::: Recorded data :::

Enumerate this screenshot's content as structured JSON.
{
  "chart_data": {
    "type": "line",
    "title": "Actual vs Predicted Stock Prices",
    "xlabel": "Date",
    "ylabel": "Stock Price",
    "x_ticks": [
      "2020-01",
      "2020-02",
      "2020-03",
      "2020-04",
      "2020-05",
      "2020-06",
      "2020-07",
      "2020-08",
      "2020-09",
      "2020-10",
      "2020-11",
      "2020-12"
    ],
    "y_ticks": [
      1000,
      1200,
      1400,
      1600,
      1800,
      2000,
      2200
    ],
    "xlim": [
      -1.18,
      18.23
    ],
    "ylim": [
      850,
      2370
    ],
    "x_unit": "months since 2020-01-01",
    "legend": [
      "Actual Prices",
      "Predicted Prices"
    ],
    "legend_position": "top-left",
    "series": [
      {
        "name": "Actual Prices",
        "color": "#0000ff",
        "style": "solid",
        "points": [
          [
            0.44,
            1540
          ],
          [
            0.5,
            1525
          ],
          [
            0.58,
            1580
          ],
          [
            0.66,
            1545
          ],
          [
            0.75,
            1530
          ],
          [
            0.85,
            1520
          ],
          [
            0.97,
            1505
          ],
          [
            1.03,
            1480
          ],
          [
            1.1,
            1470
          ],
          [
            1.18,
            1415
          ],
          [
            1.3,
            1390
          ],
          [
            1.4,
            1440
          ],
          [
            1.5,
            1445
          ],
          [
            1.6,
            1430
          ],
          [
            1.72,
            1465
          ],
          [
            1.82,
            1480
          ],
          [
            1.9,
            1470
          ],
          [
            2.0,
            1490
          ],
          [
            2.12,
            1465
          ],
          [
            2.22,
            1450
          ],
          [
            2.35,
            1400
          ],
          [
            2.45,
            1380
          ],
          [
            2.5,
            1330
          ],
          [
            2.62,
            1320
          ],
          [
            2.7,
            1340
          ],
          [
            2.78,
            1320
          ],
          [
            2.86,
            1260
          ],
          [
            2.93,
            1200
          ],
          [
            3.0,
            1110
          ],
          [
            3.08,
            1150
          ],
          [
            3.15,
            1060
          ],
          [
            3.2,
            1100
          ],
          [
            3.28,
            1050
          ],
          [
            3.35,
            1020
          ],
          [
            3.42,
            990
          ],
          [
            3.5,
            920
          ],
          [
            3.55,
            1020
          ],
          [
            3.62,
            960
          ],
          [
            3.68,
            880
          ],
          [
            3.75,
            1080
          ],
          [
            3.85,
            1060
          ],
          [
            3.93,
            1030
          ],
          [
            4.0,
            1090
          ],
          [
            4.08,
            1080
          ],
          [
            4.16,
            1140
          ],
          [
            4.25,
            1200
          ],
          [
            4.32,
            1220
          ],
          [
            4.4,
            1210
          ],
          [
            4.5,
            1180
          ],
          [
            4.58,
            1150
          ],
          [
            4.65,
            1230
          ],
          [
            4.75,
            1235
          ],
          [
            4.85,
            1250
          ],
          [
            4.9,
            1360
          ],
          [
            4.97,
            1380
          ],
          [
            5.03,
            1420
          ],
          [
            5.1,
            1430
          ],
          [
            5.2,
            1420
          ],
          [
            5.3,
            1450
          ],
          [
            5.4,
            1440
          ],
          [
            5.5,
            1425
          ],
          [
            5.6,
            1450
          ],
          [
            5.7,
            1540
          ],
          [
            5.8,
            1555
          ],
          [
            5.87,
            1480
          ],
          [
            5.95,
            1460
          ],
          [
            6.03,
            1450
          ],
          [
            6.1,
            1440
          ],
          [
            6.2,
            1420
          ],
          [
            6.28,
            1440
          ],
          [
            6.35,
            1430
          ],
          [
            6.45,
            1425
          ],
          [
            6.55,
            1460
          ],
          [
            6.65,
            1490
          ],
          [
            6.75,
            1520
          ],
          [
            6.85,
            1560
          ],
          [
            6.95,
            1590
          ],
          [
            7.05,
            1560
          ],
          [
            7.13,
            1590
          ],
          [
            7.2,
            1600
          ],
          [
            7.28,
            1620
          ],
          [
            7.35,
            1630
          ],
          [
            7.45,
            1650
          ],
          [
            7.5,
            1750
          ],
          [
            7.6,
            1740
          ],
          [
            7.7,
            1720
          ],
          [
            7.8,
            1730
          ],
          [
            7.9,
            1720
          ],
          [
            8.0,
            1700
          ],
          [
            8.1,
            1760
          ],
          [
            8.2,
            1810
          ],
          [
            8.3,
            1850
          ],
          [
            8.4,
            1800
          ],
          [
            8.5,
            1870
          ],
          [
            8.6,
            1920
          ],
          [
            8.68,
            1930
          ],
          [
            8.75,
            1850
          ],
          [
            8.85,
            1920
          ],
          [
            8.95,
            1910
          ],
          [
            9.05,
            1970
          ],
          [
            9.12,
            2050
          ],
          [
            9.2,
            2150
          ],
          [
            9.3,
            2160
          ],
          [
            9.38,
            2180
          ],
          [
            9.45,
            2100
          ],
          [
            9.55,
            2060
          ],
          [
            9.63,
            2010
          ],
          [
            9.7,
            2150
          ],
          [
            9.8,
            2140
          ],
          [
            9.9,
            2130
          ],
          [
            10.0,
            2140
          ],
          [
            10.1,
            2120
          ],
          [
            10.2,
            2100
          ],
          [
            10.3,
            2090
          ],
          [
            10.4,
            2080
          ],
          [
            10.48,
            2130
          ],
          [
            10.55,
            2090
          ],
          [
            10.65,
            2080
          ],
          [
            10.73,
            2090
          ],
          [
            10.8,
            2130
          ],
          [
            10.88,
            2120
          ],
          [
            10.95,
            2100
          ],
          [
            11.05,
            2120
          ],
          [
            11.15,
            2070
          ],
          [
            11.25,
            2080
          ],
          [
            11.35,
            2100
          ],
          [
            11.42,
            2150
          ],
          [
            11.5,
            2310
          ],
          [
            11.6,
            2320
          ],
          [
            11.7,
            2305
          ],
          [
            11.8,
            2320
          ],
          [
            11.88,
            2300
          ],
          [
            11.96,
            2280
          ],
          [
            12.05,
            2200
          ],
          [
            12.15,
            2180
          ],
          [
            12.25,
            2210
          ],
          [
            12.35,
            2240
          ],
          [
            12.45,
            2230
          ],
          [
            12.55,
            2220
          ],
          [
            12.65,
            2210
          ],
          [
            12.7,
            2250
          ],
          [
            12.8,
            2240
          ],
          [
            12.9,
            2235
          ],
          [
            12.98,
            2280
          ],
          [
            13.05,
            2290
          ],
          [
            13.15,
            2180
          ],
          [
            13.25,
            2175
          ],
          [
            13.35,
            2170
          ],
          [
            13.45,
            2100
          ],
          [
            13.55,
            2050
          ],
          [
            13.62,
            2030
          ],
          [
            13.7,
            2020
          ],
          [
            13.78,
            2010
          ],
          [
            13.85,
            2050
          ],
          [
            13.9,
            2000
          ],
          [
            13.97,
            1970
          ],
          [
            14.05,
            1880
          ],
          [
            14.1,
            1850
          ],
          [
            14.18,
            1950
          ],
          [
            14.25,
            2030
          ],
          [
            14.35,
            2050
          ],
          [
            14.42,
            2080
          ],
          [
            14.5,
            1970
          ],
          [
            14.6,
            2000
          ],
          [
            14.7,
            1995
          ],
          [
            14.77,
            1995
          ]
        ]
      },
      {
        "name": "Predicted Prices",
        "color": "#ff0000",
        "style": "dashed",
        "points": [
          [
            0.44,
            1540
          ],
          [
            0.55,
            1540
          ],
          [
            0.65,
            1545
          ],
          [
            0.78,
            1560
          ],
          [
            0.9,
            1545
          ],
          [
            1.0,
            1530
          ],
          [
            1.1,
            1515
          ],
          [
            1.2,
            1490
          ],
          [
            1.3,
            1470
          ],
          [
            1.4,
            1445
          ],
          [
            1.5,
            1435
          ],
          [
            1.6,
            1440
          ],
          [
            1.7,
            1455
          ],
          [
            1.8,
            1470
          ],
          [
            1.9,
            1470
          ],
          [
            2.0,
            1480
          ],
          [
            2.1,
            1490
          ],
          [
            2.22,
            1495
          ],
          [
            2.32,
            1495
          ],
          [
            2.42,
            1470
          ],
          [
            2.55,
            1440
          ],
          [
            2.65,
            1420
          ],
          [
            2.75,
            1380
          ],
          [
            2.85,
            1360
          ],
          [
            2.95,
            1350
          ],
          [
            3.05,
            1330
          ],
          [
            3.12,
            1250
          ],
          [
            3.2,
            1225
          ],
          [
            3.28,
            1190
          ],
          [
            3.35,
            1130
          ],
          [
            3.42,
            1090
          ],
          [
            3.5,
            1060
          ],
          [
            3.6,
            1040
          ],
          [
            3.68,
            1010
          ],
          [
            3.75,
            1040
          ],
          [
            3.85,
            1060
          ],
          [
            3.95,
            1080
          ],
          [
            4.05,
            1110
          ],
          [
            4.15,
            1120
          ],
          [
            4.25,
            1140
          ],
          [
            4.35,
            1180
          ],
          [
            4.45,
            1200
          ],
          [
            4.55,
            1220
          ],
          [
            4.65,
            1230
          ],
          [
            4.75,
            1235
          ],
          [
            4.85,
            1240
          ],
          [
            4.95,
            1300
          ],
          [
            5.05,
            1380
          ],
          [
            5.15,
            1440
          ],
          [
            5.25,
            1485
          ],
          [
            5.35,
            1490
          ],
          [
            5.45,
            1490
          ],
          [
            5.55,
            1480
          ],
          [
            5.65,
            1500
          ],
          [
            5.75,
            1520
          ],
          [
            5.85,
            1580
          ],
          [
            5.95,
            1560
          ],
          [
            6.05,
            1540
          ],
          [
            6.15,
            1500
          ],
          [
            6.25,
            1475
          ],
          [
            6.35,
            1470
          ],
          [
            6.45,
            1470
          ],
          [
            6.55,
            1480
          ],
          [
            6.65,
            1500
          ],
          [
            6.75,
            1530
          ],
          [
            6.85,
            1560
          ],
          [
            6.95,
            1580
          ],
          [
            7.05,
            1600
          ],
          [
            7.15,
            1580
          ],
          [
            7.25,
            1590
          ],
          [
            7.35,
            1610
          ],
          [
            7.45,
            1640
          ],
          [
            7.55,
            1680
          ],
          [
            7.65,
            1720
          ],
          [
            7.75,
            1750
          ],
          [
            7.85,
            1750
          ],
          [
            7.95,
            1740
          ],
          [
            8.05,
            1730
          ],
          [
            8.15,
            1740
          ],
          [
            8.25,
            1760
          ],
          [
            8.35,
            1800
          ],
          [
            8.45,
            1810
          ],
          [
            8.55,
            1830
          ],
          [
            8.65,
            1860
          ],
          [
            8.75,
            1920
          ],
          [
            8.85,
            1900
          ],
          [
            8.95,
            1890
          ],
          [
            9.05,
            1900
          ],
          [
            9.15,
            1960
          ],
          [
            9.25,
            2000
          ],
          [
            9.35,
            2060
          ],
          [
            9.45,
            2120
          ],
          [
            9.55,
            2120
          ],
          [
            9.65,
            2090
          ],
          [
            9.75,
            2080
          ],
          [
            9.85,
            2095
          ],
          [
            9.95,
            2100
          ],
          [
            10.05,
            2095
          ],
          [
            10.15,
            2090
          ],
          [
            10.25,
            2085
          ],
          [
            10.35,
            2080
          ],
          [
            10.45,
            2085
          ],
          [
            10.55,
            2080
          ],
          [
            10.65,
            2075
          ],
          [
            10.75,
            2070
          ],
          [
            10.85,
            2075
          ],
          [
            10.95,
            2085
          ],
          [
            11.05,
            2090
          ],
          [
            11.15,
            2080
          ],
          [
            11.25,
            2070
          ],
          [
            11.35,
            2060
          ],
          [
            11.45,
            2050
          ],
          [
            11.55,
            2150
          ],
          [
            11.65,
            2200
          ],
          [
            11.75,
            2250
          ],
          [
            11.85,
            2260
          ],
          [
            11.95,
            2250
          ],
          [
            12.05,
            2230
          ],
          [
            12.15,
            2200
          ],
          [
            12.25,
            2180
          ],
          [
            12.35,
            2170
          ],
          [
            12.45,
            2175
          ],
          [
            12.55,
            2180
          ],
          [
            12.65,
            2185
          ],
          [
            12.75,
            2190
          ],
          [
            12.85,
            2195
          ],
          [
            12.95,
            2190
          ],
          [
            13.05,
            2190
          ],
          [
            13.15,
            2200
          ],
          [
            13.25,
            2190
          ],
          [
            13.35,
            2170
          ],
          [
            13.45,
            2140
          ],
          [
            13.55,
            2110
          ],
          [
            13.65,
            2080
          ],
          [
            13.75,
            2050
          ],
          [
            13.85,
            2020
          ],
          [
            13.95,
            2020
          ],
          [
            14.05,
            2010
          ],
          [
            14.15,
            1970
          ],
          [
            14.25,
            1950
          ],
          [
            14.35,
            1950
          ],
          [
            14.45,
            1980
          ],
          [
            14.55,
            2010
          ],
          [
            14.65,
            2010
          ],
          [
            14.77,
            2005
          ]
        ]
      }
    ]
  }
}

:::

> Brief
Read the entries and select each line where the word "Prices" is found.

> Reply
    "title": "Actual vs Predicted Stock Prices",
      "Actual Prices",
      "Predicted Prices"
        "name": "Actual Prices",
        "name": "Predicted Prices",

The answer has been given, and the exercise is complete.